* **Exercise objective**: Reproduce each of the lines word for word.

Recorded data
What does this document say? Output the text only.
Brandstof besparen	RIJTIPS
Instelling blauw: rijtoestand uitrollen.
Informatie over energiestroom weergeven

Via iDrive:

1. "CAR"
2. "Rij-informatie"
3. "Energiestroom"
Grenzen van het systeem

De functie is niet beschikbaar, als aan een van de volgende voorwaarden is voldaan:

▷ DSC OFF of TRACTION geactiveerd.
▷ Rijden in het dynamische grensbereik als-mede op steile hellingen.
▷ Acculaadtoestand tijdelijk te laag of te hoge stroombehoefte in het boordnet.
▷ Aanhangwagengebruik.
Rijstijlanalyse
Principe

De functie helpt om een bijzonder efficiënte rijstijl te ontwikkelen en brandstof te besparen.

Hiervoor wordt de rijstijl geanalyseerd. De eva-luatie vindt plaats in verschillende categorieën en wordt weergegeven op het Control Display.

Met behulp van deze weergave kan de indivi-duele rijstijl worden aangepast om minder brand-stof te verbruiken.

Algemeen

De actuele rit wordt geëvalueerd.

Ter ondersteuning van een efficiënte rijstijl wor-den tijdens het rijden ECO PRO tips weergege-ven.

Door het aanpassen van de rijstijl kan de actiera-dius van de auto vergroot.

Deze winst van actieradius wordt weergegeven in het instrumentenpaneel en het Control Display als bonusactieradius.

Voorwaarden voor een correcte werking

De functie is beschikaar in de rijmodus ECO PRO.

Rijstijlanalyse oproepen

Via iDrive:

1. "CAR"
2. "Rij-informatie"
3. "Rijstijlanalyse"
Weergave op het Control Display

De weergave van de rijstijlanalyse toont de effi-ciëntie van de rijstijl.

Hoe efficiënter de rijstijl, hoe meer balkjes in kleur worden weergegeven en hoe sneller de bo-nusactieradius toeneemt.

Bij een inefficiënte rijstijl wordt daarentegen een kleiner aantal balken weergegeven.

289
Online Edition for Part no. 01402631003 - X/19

* **The answer**:
What does this document say? Output the text only.
Brandstof besparen	RIJTIPS
Instelling blauw: rijtoestand uitrollen.
Informatie over energiestroom weergeven

Via iDrive:

1. "CAR"
2. "Rij-informatie"
3. "Energiestroom"
Grenzen van het systeem

De functie is niet beschikbaar, als aan een van de volgende voorwaarden is voldaan:

▷ DSC OFF of TRACTION geactiveerd.
▷ Rijden in het dynamische grensbereik als-mede op steile hellingen.
▷ Acculaadtoestand tijdelijk te laag of te hoge stroombehoefte in het boordnet.
▷ Aanhangwagengebruik.
Rijstijlanalyse
Principe

De functie helpt om een bijzonder efficiënte rijstijl te ontwikkelen en brandstof te besparen.

Hiervoor wordt de rijstijl geanalyseerd. De eva-luatie vindt plaats in verschillende categorieën en wordt weergegeven op het Control Display.

Met behulp van deze weergave kan de indivi-duele rijstijl worden aangepast om minder brand-stof te verbruiken.

Algemeen

De actuele rit wordt geëvalueerd.

Ter ondersteuning van een efficiënte rijstijl wor-den tijdens het rijden ECO PRO tips weergege-ven.

Door het aanpassen van de rijstijl kan de actiera-dius van de auto vergroot.

Deze winst van actieradius wordt weergegeven in het instrumentenpaneel en het Control Display als bonusactieradius.

Voorwaarden voor een correcte werking

De functie is beschikaar in de rijmodus ECO PRO.

Rijstijlanalyse oproepen

Via iDrive:

1. "CAR"
2. "Rij-informatie"
3. "Rijstijlanalyse"
Weergave op het Control Display

De weergave van de rijstijlanalyse toont de effi-ciëntie van de rijstijl.

Hoe efficiënter de rijstijl, hoe meer balkjes in kleur worden weergegeven en hoe sneller de bo-nusactieradius toeneemt.

Bij een inefficiënte rijstijl wordt daarentegen een kleiner aantal balken weergegeven.

289
Online Edition for Part no. 01402631003 - X/19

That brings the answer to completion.